------ Data for processing ------

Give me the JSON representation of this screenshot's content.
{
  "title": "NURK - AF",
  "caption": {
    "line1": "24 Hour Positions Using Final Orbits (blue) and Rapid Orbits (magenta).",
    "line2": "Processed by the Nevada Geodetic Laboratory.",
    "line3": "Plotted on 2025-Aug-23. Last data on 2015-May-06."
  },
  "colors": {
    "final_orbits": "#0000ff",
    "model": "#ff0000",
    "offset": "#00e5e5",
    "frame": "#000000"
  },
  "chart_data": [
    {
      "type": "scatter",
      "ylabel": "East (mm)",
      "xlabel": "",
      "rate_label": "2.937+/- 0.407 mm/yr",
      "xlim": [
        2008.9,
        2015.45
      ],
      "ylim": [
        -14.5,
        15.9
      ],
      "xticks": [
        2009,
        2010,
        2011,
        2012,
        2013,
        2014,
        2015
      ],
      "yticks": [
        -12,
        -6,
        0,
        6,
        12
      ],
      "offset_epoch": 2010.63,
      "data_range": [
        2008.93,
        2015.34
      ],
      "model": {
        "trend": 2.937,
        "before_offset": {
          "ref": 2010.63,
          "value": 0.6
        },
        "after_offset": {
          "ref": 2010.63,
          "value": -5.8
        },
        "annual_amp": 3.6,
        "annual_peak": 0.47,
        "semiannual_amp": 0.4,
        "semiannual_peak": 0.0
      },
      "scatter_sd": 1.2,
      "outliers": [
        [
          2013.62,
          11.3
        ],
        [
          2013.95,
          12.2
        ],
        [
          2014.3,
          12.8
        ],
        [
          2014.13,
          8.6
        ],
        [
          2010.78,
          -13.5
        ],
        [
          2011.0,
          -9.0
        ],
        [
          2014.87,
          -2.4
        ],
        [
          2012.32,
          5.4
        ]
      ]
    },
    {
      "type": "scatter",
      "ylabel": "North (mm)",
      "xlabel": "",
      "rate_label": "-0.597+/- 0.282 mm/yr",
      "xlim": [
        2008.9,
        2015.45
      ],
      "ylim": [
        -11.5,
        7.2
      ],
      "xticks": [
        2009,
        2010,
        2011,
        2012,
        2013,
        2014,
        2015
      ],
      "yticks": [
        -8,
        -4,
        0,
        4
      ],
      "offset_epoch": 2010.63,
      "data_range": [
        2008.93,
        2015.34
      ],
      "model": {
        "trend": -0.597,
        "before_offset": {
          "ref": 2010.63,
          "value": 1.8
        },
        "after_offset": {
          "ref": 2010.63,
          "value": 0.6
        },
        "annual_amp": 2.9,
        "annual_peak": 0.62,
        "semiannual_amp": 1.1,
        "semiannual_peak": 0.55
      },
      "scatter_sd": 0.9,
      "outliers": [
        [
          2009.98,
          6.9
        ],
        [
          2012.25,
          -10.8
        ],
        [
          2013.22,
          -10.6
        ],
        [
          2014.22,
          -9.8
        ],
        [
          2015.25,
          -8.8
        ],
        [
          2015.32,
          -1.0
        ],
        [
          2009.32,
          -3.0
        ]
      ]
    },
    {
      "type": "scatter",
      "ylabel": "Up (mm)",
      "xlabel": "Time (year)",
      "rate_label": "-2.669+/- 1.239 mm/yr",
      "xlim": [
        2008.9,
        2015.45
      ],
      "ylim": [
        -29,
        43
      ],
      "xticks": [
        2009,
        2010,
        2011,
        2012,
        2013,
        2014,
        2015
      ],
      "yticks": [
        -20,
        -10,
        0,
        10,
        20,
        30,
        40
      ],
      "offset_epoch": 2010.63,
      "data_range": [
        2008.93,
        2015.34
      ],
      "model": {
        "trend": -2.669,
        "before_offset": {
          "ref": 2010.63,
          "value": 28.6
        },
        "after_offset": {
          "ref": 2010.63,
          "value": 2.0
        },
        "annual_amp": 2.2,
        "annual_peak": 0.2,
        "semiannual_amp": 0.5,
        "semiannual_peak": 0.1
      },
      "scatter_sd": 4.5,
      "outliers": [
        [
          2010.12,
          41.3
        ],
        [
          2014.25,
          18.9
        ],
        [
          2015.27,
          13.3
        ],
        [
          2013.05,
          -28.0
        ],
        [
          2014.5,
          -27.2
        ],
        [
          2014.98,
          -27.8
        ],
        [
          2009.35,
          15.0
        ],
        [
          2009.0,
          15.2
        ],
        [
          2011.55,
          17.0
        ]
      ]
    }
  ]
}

------

# Goal of the exercise
Give the listing again, word for word.

# Task response
Give me the JSON representation of this screenshot's content.
{
  "title": "NURK - AF",
  "caption": {
    "line1": "24 Hour Positions Using Final Orbits (blue) and Rapid Orbits (magenta).",
    "line2": "Processed by the Nevada Geodetic Laboratory.",
    "line3": "Plotted on 2025-Aug-23. Last data on 2015-May-06."
  },
  "colors": {
    "final_orbits": "#0000ff",
    "model": "#ff0000",
    "offset": "#00e5e5",
    "frame": "#000000"
  },
  "chart_data": [
    {
      "type": "scatter",
      "ylabel": "East (mm)",
      "xlabel": "",
      "rate_label": "2.937+/- 0.407 mm/yr",
      "xlim": [
        2008.9,
        2015.45
      ],
      "ylim": [
        -14.5,
        15.9
      ],
      "xticks": [
        2009,
        2010,
        2011,
        2012,
        2013,
        2014,
        2015
      ],
      "yticks": [
        -12,
        -6,
        0,
        6,
        12
      ],
      "offset_epoch": 2010.63,
      "data_range": [
        2008.93,
        2015.34
      ],
      "model": {
        "trend": 2.937,
        "before_offset": {
          "ref": 2010.63,
          "value": 0.6
        },
        "after_offset": {
          "ref": 2010.63,
          "value": -5.8
        },
        "annual_amp": 3.6,
        "annual_peak": 0.47,
        "semiannual_amp": 0.4,
        "semiannual_peak": 0.0
      },
      "scatter_sd": 1.2,
      "outliers": [
        [
          2013.62,
          11.3
        ],
        [
          2013.95,
          12.2
        ],
        [
          2014.3,
          12.8
        ],
        [
          2014.13,
          8.6
        ],
        [
          2010.78,
          -13.5
        ],
        [
          2011.0,
          -9.0
        ],
        [
          2014.87,
          -2.4
        ],
        [
          2012.32,
          5.4
        ]
      ]
    },
    {
      "type": "scatter",
      "ylabel": "North (mm)",
      "xlabel": "",
      "rate_label": "-0.597+/- 0.282 mm/yr",
      "xlim": [
        2008.9,
        2015.45
      ],
      "ylim": [
        -11.5,
        7.2
      ],
      "xticks": [
        2009,
        2010,
        2011,
        2012,
        2013,
        2014,
        2015
      ],
      "yticks": [
        -8,
        -4,
        0,
        4
      ],
      "offset_epoch": 2010.63,
      "data_range": [
        2008.93,
        2015.34
      ],
      "model": {
        "trend": -0.597,
        "before_offset": {
          "ref": 2010.63,
          "value": 1.8
        },
        "after_offset": {
          "ref": 2010.63,
          "value": 0.6
        },
        "annual_amp": 2.9,
        "annual_peak": 0.62,
        "semiannual_amp": 1.1,
        "semiannual_peak": 0.55
      },
      "scatter_sd": 0.9,
      "outliers": [
        [
          2009.98,
          6.9
        ],
        [
          2012.25,
          -10.8
        ],
        [
          2013.22,
          -10.6
        ],
        [
          2014.22,
          -9.8
        ],
        [
          2015.25,
          -8.8
        ],
        [
          2015.32,
          -1.0
        ],
        [
          2009.32,
          -3.0
        ]
      ]
    },
    {
      "type": "scatter",
      "ylabel": "Up (mm)",
      "xlabel": "Time (year)",
      "rate_label": "-2.669+/- 1.239 mm/yr",
      "xlim": [
        2008.9,
        2015.45
      ],
      "ylim": [
        -29,
        43
      ],
      "xticks": [
        2009,
        2010,
        2011,
        2012,
        2013,
        2014,
        2015
      ],
      "yticks": [
        -20,
        -10,
        0,
        10,
        20,
        30,
        40
      ],
      "offset_epoch": 2010.63,
      "data_range": [
        2008.93,
        2015.34
      ],
      "model": {
        "trend": -2.669,
        "before_offset": {
          "ref": 2010.63,
          "value": 28.6
        },
        "after_offset": {
          "ref": 2010.63,
          "value": 2.0
        },
        "annual_amp": 2.2,
        "annual_peak": 0.2,
        "semiannual_amp": 0.5,
        "semiannual_peak": 0.1
      },
      "scatter_sd": 4.5,
      "outliers": [
        [
          2010.12,
          41.3
        ],
        [
          2014.25,
          18.9
        ],
        [
          2015.27,
          13.3
        ],
        [
          2013.05,
          -28.0
        ],
        [
          2014.5,
          -27.2
        ],
        [
          2014.98,
          -27.8
        ],
        [
          2009.35,
          15.0
        ],
        [
          2009.0,
          15.2
        ],
        [
          2011.55,
          17.0
        ]
      ]
    }
  ]
}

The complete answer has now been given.